What is asked: Repeat word for word everything from the line containing "OCR this image." to the end of the listing, first and last lines included, and only that.

Records to process:
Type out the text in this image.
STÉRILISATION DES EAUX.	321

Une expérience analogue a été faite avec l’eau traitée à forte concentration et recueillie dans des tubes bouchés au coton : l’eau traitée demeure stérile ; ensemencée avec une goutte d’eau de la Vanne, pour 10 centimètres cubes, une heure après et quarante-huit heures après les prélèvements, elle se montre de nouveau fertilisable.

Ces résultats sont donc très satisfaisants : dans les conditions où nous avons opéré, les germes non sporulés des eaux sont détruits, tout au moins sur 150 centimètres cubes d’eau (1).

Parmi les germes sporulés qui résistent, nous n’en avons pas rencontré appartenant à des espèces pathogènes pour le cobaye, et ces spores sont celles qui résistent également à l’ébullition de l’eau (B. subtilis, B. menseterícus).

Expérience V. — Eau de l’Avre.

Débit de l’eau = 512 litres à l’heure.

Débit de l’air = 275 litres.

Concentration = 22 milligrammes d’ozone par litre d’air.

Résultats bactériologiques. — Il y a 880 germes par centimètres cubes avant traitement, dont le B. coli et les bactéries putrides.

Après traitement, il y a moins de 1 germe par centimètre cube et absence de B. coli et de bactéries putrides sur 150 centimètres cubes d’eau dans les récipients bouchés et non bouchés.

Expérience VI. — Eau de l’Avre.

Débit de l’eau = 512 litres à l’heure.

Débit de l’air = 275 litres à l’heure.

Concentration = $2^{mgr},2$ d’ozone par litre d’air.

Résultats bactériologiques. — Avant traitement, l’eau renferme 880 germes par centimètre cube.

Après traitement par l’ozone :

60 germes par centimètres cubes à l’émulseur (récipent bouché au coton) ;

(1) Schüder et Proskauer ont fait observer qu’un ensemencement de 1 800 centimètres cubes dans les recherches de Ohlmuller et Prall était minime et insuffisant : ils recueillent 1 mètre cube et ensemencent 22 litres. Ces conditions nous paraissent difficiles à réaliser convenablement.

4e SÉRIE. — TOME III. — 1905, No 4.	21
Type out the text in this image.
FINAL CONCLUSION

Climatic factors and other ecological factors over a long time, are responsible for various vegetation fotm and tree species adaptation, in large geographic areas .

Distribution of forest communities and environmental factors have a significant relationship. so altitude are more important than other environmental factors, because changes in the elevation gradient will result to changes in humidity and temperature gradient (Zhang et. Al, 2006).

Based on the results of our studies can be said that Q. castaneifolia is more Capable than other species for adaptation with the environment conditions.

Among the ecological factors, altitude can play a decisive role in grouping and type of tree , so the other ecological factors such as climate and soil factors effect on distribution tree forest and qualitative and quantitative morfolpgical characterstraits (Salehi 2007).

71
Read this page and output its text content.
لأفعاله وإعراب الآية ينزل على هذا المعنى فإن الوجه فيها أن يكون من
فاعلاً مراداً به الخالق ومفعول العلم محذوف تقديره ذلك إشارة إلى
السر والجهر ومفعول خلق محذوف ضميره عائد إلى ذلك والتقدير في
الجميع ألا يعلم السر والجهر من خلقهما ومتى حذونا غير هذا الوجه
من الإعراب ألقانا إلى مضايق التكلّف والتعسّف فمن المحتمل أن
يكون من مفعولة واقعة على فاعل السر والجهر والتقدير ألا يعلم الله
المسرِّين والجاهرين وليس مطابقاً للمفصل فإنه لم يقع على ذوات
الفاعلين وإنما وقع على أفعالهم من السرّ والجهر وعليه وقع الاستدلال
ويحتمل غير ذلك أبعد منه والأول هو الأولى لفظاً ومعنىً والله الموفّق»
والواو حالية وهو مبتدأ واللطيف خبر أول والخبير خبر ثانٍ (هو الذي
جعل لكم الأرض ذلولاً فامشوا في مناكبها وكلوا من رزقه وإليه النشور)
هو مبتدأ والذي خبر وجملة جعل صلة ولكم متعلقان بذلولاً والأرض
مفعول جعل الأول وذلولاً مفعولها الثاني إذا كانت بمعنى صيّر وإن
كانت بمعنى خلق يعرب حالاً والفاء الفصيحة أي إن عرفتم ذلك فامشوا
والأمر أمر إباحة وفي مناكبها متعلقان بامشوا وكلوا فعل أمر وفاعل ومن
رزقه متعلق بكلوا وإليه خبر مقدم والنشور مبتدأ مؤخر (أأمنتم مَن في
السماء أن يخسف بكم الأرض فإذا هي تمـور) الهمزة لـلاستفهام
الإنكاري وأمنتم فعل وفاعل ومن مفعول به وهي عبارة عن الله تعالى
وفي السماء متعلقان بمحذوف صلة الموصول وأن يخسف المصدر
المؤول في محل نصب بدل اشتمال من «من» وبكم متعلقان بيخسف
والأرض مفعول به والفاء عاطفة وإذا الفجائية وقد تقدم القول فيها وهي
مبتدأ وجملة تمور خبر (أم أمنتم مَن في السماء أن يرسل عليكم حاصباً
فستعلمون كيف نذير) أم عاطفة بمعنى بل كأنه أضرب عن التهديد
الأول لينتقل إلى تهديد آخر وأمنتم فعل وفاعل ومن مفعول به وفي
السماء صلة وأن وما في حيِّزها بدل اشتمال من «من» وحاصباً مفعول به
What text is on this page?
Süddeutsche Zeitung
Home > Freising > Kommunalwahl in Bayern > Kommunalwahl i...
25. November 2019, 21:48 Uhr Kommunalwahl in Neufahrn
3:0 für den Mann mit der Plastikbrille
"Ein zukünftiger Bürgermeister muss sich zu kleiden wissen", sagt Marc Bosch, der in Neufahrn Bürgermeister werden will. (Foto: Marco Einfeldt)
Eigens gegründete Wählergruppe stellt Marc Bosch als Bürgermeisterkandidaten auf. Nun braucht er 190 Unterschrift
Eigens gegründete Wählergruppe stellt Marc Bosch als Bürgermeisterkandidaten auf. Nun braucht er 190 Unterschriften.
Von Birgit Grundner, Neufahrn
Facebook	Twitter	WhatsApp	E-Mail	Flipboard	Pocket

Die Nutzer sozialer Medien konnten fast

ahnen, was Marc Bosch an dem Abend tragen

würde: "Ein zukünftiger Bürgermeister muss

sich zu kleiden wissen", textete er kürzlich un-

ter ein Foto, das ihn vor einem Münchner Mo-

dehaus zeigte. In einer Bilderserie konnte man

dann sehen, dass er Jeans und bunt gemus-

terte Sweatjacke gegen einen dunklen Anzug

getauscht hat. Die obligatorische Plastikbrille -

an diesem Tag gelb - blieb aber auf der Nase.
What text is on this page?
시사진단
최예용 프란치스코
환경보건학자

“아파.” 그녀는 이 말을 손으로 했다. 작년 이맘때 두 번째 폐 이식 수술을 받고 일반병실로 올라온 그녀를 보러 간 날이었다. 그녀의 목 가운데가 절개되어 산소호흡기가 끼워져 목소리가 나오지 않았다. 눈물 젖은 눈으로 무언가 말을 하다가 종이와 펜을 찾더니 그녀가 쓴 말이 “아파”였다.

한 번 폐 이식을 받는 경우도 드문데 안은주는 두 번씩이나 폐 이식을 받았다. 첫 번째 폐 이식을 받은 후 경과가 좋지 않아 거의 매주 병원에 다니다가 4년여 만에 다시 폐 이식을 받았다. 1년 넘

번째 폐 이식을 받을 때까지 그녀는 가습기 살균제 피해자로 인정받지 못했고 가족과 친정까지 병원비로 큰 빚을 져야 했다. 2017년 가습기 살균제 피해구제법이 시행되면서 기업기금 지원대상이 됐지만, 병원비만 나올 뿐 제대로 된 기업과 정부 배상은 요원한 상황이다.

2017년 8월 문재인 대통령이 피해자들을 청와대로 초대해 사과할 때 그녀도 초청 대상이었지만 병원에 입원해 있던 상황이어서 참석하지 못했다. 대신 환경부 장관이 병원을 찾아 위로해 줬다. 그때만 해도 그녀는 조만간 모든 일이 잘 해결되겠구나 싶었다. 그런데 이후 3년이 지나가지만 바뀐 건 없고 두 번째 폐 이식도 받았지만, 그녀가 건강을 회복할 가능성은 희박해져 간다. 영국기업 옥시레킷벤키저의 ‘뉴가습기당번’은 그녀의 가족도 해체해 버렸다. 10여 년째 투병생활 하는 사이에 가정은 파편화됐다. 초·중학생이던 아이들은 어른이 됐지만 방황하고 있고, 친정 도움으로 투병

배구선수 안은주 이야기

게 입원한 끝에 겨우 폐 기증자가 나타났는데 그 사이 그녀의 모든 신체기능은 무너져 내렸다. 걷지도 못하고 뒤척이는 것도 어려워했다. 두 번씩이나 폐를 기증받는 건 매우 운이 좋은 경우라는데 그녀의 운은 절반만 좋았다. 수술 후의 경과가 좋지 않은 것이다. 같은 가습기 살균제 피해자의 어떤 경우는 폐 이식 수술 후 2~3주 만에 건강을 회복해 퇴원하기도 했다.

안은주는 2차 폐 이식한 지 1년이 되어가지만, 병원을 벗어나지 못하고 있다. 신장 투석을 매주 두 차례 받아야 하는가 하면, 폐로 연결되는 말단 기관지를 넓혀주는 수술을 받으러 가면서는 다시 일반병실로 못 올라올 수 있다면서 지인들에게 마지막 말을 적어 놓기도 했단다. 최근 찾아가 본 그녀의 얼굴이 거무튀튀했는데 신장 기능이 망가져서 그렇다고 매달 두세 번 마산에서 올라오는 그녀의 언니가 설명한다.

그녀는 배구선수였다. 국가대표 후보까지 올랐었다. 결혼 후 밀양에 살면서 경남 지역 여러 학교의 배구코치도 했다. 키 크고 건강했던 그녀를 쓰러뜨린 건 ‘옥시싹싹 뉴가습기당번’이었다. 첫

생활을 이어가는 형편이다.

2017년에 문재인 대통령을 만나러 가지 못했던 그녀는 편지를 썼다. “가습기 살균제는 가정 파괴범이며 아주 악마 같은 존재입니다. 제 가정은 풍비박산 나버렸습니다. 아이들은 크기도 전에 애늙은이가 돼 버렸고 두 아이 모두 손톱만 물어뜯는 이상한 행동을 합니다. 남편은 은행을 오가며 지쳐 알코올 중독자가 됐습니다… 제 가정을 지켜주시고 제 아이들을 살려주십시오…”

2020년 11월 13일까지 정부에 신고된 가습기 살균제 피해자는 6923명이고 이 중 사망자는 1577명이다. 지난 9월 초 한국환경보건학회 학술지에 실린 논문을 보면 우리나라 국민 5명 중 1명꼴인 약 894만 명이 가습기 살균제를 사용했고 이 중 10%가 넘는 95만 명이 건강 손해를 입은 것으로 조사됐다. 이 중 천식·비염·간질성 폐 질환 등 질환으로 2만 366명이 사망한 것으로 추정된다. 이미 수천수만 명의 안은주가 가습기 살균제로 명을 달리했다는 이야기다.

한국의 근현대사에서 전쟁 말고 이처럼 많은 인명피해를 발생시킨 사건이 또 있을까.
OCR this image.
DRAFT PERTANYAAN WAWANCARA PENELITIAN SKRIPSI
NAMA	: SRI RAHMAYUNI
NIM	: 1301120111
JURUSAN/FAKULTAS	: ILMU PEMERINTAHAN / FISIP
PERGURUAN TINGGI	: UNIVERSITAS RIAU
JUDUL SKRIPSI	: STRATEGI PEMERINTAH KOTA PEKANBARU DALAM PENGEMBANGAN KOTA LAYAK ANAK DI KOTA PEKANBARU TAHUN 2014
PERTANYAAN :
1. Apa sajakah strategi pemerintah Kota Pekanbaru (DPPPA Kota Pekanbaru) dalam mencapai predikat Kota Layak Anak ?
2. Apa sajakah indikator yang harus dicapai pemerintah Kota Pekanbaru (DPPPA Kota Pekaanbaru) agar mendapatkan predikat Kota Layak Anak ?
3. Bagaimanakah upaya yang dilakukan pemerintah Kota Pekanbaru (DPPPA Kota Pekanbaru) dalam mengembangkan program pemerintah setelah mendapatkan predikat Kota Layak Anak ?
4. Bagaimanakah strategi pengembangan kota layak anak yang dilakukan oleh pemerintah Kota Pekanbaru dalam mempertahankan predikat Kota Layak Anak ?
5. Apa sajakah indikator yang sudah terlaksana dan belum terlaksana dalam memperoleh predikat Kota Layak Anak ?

Full output:
OCR this image.
DRAFT PERTANYAAN WAWANCARA PENELITIAN SKRIPSI
NAMA	: SRI RAHMAYUNI
NIM	: 1301120111
JURUSAN/FAKULTAS	: ILMU PEMERINTAHAN / FISIP
PERGURUAN TINGGI	: UNIVERSITAS RIAU
JUDUL SKRIPSI	: STRATEGI PEMERINTAH KOTA PEKANBARU DALAM PENGEMBANGAN KOTA LAYAK ANAK DI KOTA PEKANBARU TAHUN 2014
PERTANYAAN :
1. Apa sajakah strategi pemerintah Kota Pekanbaru (DPPPA Kota Pekanbaru) dalam mencapai predikat Kota Layak Anak ?
2. Apa sajakah indikator yang harus dicapai pemerintah Kota Pekanbaru (DPPPA Kota Pekaanbaru) agar mendapatkan predikat Kota Layak Anak ?
3. Bagaimanakah upaya yang dilakukan pemerintah Kota Pekanbaru (DPPPA Kota Pekanbaru) dalam mengembangkan program pemerintah setelah mendapatkan predikat Kota Layak Anak ?
4. Bagaimanakah strategi pengembangan kota layak anak yang dilakukan oleh pemerintah Kota Pekanbaru dalam mempertahankan predikat Kota Layak Anak ?
5. Apa sajakah indikator yang sudah terlaksana dan belum terlaksana dalam memperoleh predikat Kota Layak Anak ?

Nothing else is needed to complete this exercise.